» DATA SUPPLIED

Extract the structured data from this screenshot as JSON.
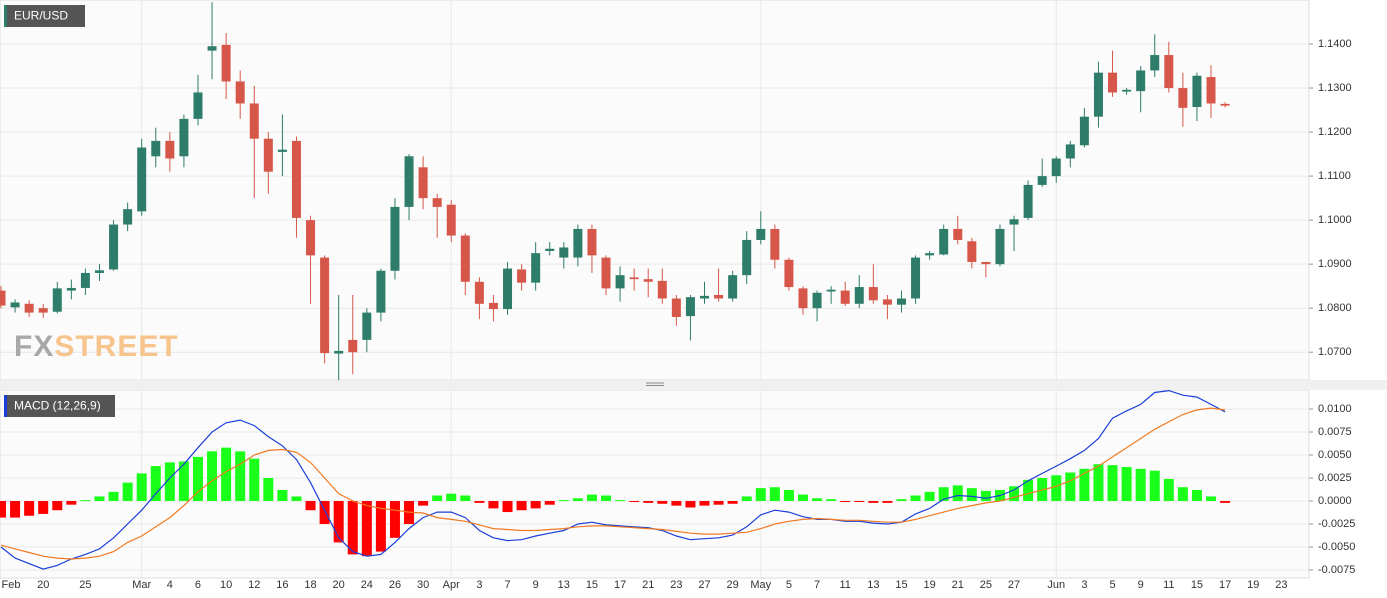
{
  "chart_data": [
    {
      "type": "candlestick",
      "title": "EUR/USD",
      "watermark": {
        "prefix": "FX",
        "suffix": "STREET"
      },
      "categories": [
        "Feb",
        null,
        null,
        "20",
        null,
        null,
        "25",
        null,
        null,
        null,
        "Mar",
        null,
        "4",
        null,
        "6",
        null,
        "10",
        null,
        "12",
        null,
        "16",
        null,
        "18",
        null,
        "20",
        null,
        "24",
        null,
        "26",
        null,
        "30",
        null,
        "Apr",
        null,
        "3",
        null,
        "7",
        null,
        "9",
        null,
        "13",
        null,
        "15",
        null,
        "17",
        null,
        "21",
        null,
        "23",
        null,
        "27",
        null,
        "29",
        null,
        "May",
        null,
        "5",
        null,
        "7",
        null,
        "11",
        null,
        "13",
        null,
        "15",
        null,
        "19",
        null,
        "21",
        null,
        "25",
        null,
        "27",
        null,
        null,
        "Jun",
        null,
        "3",
        null,
        "5",
        null,
        "9",
        null,
        "11",
        null,
        "15",
        null,
        "17",
        null,
        "19",
        null,
        "23"
      ],
      "open": [
        1.084,
        1.0802,
        1.081,
        1.08,
        1.0792,
        1.084,
        1.0846,
        1.088,
        1.0888,
        1.099,
        1.102,
        1.1145,
        1.118,
        1.1145,
        1.123,
        1.1385,
        1.1398,
        1.1315,
        1.1265,
        1.1185,
        1.1155,
        1.118,
        1.1,
        1.0915,
        1.0697,
        1.0728,
        1.0728,
        1.079,
        1.0885,
        1.103,
        1.112,
        1.105,
        1.1035,
        1.0965,
        1.086,
        1.0812,
        1.0798,
        1.0888,
        1.0858,
        1.093,
        1.0915,
        1.0915,
        1.098,
        1.0915,
        1.0845,
        1.087,
        1.0866,
        1.0862,
        1.0822,
        1.0782,
        1.0822,
        1.083,
        1.0822,
        1.0875,
        1.0955,
        1.098,
        1.091,
        1.0845,
        1.08,
        1.0838,
        1.084,
        1.081,
        1.0848,
        1.082,
        1.0808,
        1.0822,
        1.092,
        1.0922,
        1.098,
        1.0952,
        1.0905,
        1.09,
        1.099,
        1.1005,
        1.108,
        1.11,
        1.114,
        1.117,
        1.1235,
        1.1335,
        1.1292,
        1.1293,
        1.134,
        1.1375,
        1.13,
        1.1257,
        1.1325,
        1.1264,
        null,
        null,
        null,
        null
      ],
      "high": [
        1.085,
        1.082,
        1.0818,
        1.081,
        1.086,
        1.0865,
        1.089,
        1.09,
        1.1,
        1.104,
        1.1185,
        1.121,
        1.12,
        1.124,
        1.133,
        1.1495,
        1.1425,
        1.134,
        1.1305,
        1.12,
        1.124,
        1.119,
        1.101,
        1.092,
        1.083,
        1.083,
        1.08,
        1.089,
        1.105,
        1.115,
        1.1145,
        1.106,
        1.1045,
        1.097,
        1.087,
        1.083,
        1.0905,
        1.09,
        1.095,
        1.095,
        1.095,
        1.099,
        1.099,
        1.092,
        1.0895,
        1.089,
        1.089,
        1.089,
        1.083,
        1.083,
        1.086,
        1.089,
        1.0885,
        1.0975,
        1.102,
        1.099,
        1.0915,
        1.085,
        1.084,
        1.085,
        1.086,
        1.0875,
        1.09,
        1.083,
        1.084,
        1.092,
        1.093,
        1.099,
        1.101,
        1.096,
        1.0905,
        1.099,
        1.101,
        1.109,
        1.114,
        1.1145,
        1.118,
        1.1255,
        1.136,
        1.1385,
        1.13,
        1.135,
        1.1422,
        1.1405,
        1.1335,
        1.1335,
        1.1352,
        1.1268,
        null,
        null,
        null,
        null
      ],
      "low": [
        1.08,
        1.079,
        1.078,
        1.0778,
        1.0788,
        1.082,
        1.083,
        1.0862,
        1.0885,
        1.0975,
        1.101,
        1.112,
        1.111,
        1.112,
        1.1215,
        1.132,
        1.1275,
        1.123,
        1.105,
        1.106,
        1.11,
        1.096,
        1.081,
        1.0675,
        1.0636,
        1.065,
        1.07,
        1.077,
        1.0865,
        1.1,
        1.1025,
        1.096,
        1.095,
        1.083,
        1.0775,
        1.077,
        1.0785,
        1.084,
        1.084,
        1.092,
        1.089,
        1.0895,
        1.088,
        1.083,
        1.0815,
        1.084,
        1.0825,
        1.081,
        1.076,
        1.0727,
        1.081,
        1.0815,
        1.0815,
        1.0855,
        1.0945,
        1.089,
        1.084,
        1.0785,
        1.077,
        1.081,
        1.0805,
        1.08,
        1.081,
        1.0775,
        1.079,
        1.081,
        1.091,
        1.092,
        1.0945,
        1.089,
        1.087,
        1.0895,
        1.093,
        1.1,
        1.1075,
        1.1085,
        1.112,
        1.1165,
        1.121,
        1.128,
        1.1285,
        1.1245,
        1.1325,
        1.129,
        1.1212,
        1.1225,
        1.1232,
        1.1256,
        null,
        null,
        null,
        null
      ],
      "close": [
        1.0806,
        1.0813,
        1.079,
        1.079,
        1.0845,
        1.0846,
        1.088,
        1.0886,
        1.099,
        1.1025,
        1.1165,
        1.118,
        1.114,
        1.123,
        1.129,
        1.1395,
        1.1315,
        1.1265,
        1.1185,
        1.111,
        1.116,
        1.1005,
        1.092,
        1.0698,
        1.0703,
        1.07,
        1.079,
        1.0885,
        1.103,
        1.1145,
        1.105,
        1.103,
        1.0965,
        1.086,
        1.081,
        1.0798,
        1.089,
        1.0858,
        1.0925,
        1.0935,
        1.0938,
        1.098,
        1.092,
        1.0845,
        1.0875,
        1.0866,
        1.086,
        1.0822,
        1.078,
        1.0825,
        1.0828,
        1.0822,
        1.0875,
        1.0955,
        1.098,
        1.091,
        1.0848,
        1.08,
        1.0835,
        1.0842,
        1.081,
        1.0848,
        1.0818,
        1.0808,
        1.0822,
        1.0915,
        1.0925,
        1.098,
        1.0955,
        1.0905,
        1.09,
        1.098,
        1.1002,
        1.108,
        1.11,
        1.114,
        1.1172,
        1.1235,
        1.1335,
        1.129,
        1.1296,
        1.134,
        1.1375,
        1.13,
        1.1255,
        1.1328,
        1.1265,
        1.126,
        null,
        null,
        null,
        null
      ],
      "up_color": "#2e7d6a",
      "down_color": "#d6574a",
      "ylim": [
        1.0636,
        1.15
      ],
      "yticks": [
        {
          "value": 1.07,
          "label": "1.0700"
        },
        {
          "value": 1.08,
          "label": "1.0800"
        },
        {
          "value": 1.09,
          "label": "1.0900"
        },
        {
          "value": 1.1,
          "label": "1.1000"
        },
        {
          "value": 1.11,
          "label": "1.1100"
        },
        {
          "value": 1.12,
          "label": "1.1200"
        },
        {
          "value": 1.13,
          "label": "1.1300"
        },
        {
          "value": 1.14,
          "label": "1.1400"
        }
      ],
      "grid": true
    },
    {
      "type": "macd",
      "title": "MACD (12,26,9)",
      "histogram": {
        "values": [
          -0.0018,
          -0.0018,
          -0.0016,
          -0.0014,
          -0.001,
          -0.0004,
          0.0001,
          0.0005,
          0.001,
          0.002,
          0.003,
          0.0038,
          0.0042,
          0.0043,
          0.0048,
          0.0054,
          0.0058,
          0.0054,
          0.0046,
          0.0025,
          0.0012,
          0.0005,
          -0.001,
          -0.0025,
          -0.0045,
          -0.0058,
          -0.006,
          -0.0055,
          -0.004,
          -0.0025,
          -0.0005,
          0.0006,
          0.0008,
          0.0006,
          -0.0002,
          -0.0008,
          -0.0012,
          -0.001,
          -0.0008,
          -0.0004,
          0.0001,
          0.0003,
          0.0007,
          0.0006,
          0.0001,
          -0.0001,
          -0.0002,
          -0.0003,
          -0.0005,
          -0.0007,
          -0.0005,
          -0.0004,
          -0.0003,
          0.0005,
          0.0014,
          0.0015,
          0.0012,
          0.0007,
          0.0003,
          0.0002,
          -0.0001,
          -0.0001,
          -0.0002,
          -0.0002,
          0.0002,
          0.0006,
          0.001,
          0.0015,
          0.0017,
          0.0014,
          0.0011,
          0.0012,
          0.0016,
          0.0023,
          0.0025,
          0.0028,
          0.0031,
          0.0035,
          0.004,
          0.0039,
          0.0037,
          0.0035,
          0.0033,
          0.0024,
          0.0015,
          0.0012,
          0.0005,
          -0.0002,
          null,
          null,
          null,
          null
        ],
        "up_color": "#19ff19",
        "down_color": "#ff0000"
      },
      "series": [
        {
          "color": "#1a3fd8",
          "values": [
            -0.005,
            -0.0062,
            -0.0068,
            -0.0074,
            -0.007,
            -0.0063,
            -0.0058,
            -0.0052,
            -0.004,
            -0.0025,
            -0.001,
            0.0008,
            0.0025,
            0.004,
            0.0058,
            0.0075,
            0.0085,
            0.0088,
            0.0082,
            0.007,
            0.006,
            0.0045,
            0.002,
            -0.001,
            -0.004,
            -0.0055,
            -0.006,
            -0.0058,
            -0.0045,
            -0.003,
            -0.0018,
            -0.0012,
            -0.0012,
            -0.0018,
            -0.0032,
            -0.004,
            -0.0043,
            -0.0042,
            -0.0038,
            -0.0035,
            -0.0032,
            -0.0025,
            -0.0023,
            -0.0026,
            -0.0027,
            -0.0028,
            -0.0029,
            -0.0032,
            -0.0038,
            -0.0042,
            -0.0041,
            -0.004,
            -0.0037,
            -0.0028,
            -0.0015,
            -0.001,
            -0.0012,
            -0.0017,
            -0.002,
            -0.002,
            -0.0022,
            -0.0022,
            -0.0024,
            -0.0025,
            -0.0023,
            -0.0014,
            -0.0008,
            0.0002,
            0.0006,
            0.0005,
            0.0003,
            0.0006,
            0.0012,
            0.0022,
            0.003,
            0.0038,
            0.0046,
            0.0055,
            0.0068,
            0.009,
            0.0098,
            0.0105,
            0.0118,
            0.012,
            0.0115,
            0.0113,
            0.0105,
            0.0097,
            null,
            null,
            null,
            null
          ]
        },
        {
          "color": "#f07a22",
          "values": [
            -0.0048,
            -0.0052,
            -0.0056,
            -0.006,
            -0.0062,
            -0.0063,
            -0.0062,
            -0.006,
            -0.0055,
            -0.0045,
            -0.0038,
            -0.0028,
            -0.0018,
            -0.0005,
            0.001,
            0.0022,
            0.0032,
            0.004,
            0.005,
            0.0055,
            0.0056,
            0.0053,
            0.0042,
            0.0025,
            0.0008,
            0.0,
            -0.0005,
            -0.0008,
            -0.001,
            -0.0012,
            -0.0013,
            -0.0018,
            -0.002,
            -0.0022,
            -0.0026,
            -0.003,
            -0.0031,
            -0.0032,
            -0.0032,
            -0.0031,
            -0.003,
            -0.0028,
            -0.0027,
            -0.0027,
            -0.0028,
            -0.0029,
            -0.003,
            -0.0031,
            -0.0033,
            -0.0035,
            -0.0036,
            -0.0036,
            -0.0035,
            -0.0034,
            -0.003,
            -0.0025,
            -0.0022,
            -0.002,
            -0.0019,
            -0.002,
            -0.0021,
            -0.0021,
            -0.0022,
            -0.0023,
            -0.0023,
            -0.002,
            -0.0016,
            -0.0012,
            -0.0008,
            -0.0005,
            -0.0002,
            0.0,
            0.0004,
            0.0008,
            0.0012,
            0.0016,
            0.0022,
            0.003,
            0.0038,
            0.0048,
            0.0058,
            0.0068,
            0.0078,
            0.0086,
            0.0094,
            0.0099,
            0.0101,
            0.0099,
            null,
            null,
            null,
            null
          ]
        }
      ],
      "ylim": [
        -0.0084,
        0.0121
      ],
      "yticks": [
        -0.0075,
        {
          "value": -0.005,
          "label": "-0.0050"
        },
        -0.0025,
        {
          "value": 0,
          "label": "0.0000"
        },
        0.0025,
        {
          "value": 0.005,
          "label": "0.0050"
        },
        0.0075,
        {
          "value": 0.01,
          "label": "0.0100"
        }
      ],
      "grid": true
    }
  ]
}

» THE REQUEST
Say how many lines in the records contain the string "label", and say nothing else.

» PROBLEM SOLUTION
12